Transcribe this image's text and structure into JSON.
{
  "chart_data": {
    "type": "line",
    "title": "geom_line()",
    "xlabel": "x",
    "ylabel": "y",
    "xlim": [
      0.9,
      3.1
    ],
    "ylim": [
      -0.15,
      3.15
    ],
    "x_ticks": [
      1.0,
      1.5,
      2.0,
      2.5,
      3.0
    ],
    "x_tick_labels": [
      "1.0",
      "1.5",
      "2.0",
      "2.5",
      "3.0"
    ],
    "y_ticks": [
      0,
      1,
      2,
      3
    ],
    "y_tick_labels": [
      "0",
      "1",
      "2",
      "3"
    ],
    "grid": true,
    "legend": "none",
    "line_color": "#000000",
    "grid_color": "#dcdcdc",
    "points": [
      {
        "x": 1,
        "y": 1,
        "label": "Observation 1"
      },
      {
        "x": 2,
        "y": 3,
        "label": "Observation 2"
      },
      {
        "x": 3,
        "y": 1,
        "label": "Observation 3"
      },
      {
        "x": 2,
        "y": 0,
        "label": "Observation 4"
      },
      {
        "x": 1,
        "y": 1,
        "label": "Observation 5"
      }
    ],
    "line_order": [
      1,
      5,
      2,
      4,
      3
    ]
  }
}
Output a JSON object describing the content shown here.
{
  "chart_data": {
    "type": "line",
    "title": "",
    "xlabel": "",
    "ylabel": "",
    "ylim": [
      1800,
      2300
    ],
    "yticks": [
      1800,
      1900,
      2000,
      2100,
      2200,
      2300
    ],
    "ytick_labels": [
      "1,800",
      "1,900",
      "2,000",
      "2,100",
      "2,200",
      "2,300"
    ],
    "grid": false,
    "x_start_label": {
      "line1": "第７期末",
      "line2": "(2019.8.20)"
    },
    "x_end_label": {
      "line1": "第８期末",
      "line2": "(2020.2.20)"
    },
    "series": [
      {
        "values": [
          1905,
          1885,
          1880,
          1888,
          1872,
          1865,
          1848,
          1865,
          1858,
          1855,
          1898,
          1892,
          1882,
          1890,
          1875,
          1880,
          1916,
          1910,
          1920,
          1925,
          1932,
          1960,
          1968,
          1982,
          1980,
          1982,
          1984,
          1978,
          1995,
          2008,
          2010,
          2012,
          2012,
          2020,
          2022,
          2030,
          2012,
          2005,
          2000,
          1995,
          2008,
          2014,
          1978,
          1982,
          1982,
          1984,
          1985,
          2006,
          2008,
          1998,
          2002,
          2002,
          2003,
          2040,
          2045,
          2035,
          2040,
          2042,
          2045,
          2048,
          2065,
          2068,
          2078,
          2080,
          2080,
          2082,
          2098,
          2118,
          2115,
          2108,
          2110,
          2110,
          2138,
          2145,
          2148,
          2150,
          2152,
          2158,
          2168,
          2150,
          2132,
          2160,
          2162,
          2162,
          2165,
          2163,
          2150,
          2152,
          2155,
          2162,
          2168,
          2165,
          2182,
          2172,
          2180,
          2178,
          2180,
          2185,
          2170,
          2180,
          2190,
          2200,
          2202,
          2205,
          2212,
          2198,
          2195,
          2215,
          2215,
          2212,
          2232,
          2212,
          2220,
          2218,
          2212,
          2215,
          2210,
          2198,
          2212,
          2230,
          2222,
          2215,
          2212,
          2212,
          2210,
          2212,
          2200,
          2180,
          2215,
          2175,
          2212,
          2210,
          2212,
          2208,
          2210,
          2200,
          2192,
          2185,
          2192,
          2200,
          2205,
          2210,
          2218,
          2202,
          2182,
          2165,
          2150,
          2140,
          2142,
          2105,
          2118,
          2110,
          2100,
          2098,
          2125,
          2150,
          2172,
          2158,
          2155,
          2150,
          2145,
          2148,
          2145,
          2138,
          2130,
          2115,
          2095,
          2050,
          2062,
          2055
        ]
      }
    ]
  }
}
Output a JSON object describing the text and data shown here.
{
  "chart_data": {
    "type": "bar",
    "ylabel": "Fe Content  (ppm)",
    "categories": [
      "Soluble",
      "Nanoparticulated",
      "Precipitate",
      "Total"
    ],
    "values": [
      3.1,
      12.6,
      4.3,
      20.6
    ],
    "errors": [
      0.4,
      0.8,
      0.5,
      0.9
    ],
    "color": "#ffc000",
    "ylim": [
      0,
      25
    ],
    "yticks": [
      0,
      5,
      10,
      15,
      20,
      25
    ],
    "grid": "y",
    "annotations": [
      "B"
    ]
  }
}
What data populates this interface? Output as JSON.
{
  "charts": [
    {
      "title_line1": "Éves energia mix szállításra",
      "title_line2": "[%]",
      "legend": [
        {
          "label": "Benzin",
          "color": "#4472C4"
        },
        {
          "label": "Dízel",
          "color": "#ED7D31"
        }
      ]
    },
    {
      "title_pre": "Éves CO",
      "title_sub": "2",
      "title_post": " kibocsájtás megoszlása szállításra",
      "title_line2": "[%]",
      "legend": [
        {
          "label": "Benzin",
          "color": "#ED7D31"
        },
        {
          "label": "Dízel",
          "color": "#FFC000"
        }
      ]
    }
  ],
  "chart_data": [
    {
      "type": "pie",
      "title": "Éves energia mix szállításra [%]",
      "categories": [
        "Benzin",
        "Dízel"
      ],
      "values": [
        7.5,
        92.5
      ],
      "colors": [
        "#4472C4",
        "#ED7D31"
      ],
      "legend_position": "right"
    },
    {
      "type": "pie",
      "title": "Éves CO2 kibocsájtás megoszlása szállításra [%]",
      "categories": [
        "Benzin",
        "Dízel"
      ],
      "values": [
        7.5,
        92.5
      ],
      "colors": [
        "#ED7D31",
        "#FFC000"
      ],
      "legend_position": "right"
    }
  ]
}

_Work to do_.
Take the lines above and retype all of them exactly.

_The reply_.
Transcribe this image's text and structure into JSON.
{
  "chart_data": {
    "type": "line",
    "title": "geom_line()",
    "xlabel": "x",
    "ylabel": "y",
    "xlim": [
      0.9,
      3.1
    ],
    "ylim": [
      -0.15,
      3.15
    ],
    "x_ticks": [
      1.0,
      1.5,
      2.0,
      2.5,
      3.0
    ],
    "x_tick_labels": [
      "1.0",
      "1.5",
      "2.0",
      "2.5",
      "3.0"
    ],
    "y_ticks": [
      0,
      1,
      2,
      3
    ],
    "y_tick_labels": [
      "0",
      "1",
      "2",
      "3"
    ],
    "grid": true,
    "legend": "none",
    "line_color": "#000000",
    "grid_color": "#dcdcdc",
    "points": [
      {
        "x": 1,
        "y": 1,
        "label": "Observation 1"
      },
      {
        "x": 2,
        "y": 3,
        "label": "Observation 2"
      },
      {
        "x": 3,
        "y": 1,
        "label": "Observation 3"
      },
      {
        "x": 2,
        "y": 0,
        "label": "Observation 4"
      },
      {
        "x": 1,
        "y": 1,
        "label": "Observation 5"
      }
    ],
    "line_order": [
      1,
      5,
      2,
      4,
      3
    ]
  }
}
Output a JSON object describing the content shown here.
{
  "chart_data": {
    "type": "line",
    "title": "",
    "xlabel": "",
    "ylabel": "",
    "ylim": [
      1800,
      2300
    ],
    "yticks": [
      1800,
      1900,
      2000,
      2100,
      2200,
      2300
    ],
    "ytick_labels": [
      "1,800",
      "1,900",
      "2,000",
      "2,100",
      "2,200",
      "2,300"
    ],
    "grid": false,
    "x_start_label": {
      "line1": "第７期末",
      "line2": "(2019.8.20)"
    },
    "x_end_label": {
      "line1": "第８期末",
      "line2": "(2020.2.20)"
    },
    "series": [
      {
        "values": [
          1905,
          1885,
          1880,
          1888,
          1872,
          1865,
          1848,
          1865,
          1858,
          1855,
          1898,
          1892,
          1882,
          1890,
          1875,
          1880,
          1916,
          1910,
          1920,
          1925,
          1932,
          1960,
          1968,
          1982,
          1980,
          1982,
          1984,
          1978,
          1995,
          2008,
          2010,
          2012,
          2012,
          2020,
          2022,
          2030,
          2012,
          2005,
          2000,
          1995,
          2008,
          2014,
          1978,
          1982,
          1982,
          1984,
          1985,
          2006,
          2008,
          1998,
          2002,
          2002,
          2003,
          2040,
          2045,
          2035,
          2040,
          2042,
          2045,
          2048,
          2065,
          2068,
          2078,
          2080,
          2080,
          2082,
          2098,
          2118,
          2115,
          2108,
          2110,
          2110,
          2138,
          2145,
          2148,
          2150,
          2152,
          2158,
          2168,
          2150,
          2132,
          2160,
          2162,
          2162,
          2165,
          2163,
          2150,
          2152,
          2155,
          2162,
          2168,
          2165,
          2182,
          2172,
          2180,
          2178,
          2180,
          2185,
          2170,
          2180,
          2190,
          2200,
          2202,
          2205,
          2212,
          2198,
          2195,
          2215,
          2215,
          2212,
          2232,
          2212,
          2220,
          2218,
          2212,
          2215,
          2210,
          2198,
          2212,
          2230,
          2222,
          2215,
          2212,
          2212,
          2210,
          2212,
          2200,
          2180,
          2215,
          2175,
          2212,
          2210,
          2212,
          2208,
          2210,
          2200,
          2192,
          2185,
          2192,
          2200,
          2205,
          2210,
          2218,
          2202,
          2182,
          2165,
          2150,
          2140,
          2142,
          2105,
          2118,
          2110,
          2100,
          2098,
          2125,
          2150,
          2172,
          2158,
          2155,
          2150,
          2145,
          2148,
          2145,
          2138,
          2130,
          2115,
          2095,
          2050,
          2062,
          2055
        ]
      }
    ]
  }
}
Output a JSON object describing the text and data shown here.
{
  "chart_data": {
    "type": "bar",
    "ylabel": "Fe Content  (ppm)",
    "categories": [
      "Soluble",
      "Nanoparticulated",
      "Precipitate",
      "Total"
    ],
    "values": [
      3.1,
      12.6,
      4.3,
      20.6
    ],
    "errors": [
      0.4,
      0.8,
      0.5,
      0.9
    ],
    "color": "#ffc000",
    "ylim": [
      0,
      25
    ],
    "yticks": [
      0,
      5,
      10,
      15,
      20,
      25
    ],
    "grid": "y",
    "annotations": [
      "B"
    ]
  }
}
What data populates this interface? Output as JSON.
{
  "charts": [
    {
      "title_line1": "Éves energia mix szállításra",
      "title_line2": "[%]",
      "legend": [
        {
          "label": "Benzin",
          "color": "#4472C4"
        },
        {
          "label": "Dízel",
          "color": "#ED7D31"
        }
      ]
    },
    {
      "title_pre": "Éves CO",
      "title_sub": "2",
      "title_post": " kibocsájtás megoszlása szállításra",
      "title_line2": "[%]",
      "legend": [
        {
          "label": "Benzin",
          "color": "#ED7D31"
        },
        {
          "label": "Dízel",
          "color": "#FFC000"
        }
      ]
    }
  ],
  "chart_data": [
    {
      "type": "pie",
      "title": "Éves energia mix szállításra [%]",
      "categories": [
        "Benzin",
        "Dízel"
      ],
      "values": [
        7.5,
        92.5
      ],
      "colors": [
        "#4472C4",
        "#ED7D31"
      ],
      "legend_position": "right"
    },
    {
      "type": "pie",
      "title": "Éves CO2 kibocsájtás megoszlása szállításra [%]",
      "categories": [
        "Benzin",
        "Dízel"
      ],
      "values": [
        7.5,
        92.5
      ],
      "colors": [
        "#ED7D31",
        "#FFC000"
      ],
      "legend_position": "right"
    }
  ]
}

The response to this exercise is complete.